→ Data
|---|
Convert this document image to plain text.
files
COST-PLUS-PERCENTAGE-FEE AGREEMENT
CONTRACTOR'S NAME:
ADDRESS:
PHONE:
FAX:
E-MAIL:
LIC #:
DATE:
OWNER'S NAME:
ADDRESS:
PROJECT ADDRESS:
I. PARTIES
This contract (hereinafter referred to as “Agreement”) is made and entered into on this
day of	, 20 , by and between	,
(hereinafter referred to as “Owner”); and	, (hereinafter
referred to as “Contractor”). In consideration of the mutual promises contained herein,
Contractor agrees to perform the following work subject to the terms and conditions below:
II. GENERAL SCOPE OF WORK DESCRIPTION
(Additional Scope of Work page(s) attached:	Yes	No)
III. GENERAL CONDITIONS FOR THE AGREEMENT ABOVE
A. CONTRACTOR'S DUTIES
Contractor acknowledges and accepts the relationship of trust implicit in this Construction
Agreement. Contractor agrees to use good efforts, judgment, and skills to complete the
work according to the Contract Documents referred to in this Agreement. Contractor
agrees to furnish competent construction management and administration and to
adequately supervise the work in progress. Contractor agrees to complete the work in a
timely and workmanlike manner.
|---|
→ Given request
Return all lines containing "GENERAL".

→ Final answer
II. GENERAL SCOPE OF WORK DESCRIPTION
III. GENERAL CONDITIONS FOR THE AGREEMENT ABOVE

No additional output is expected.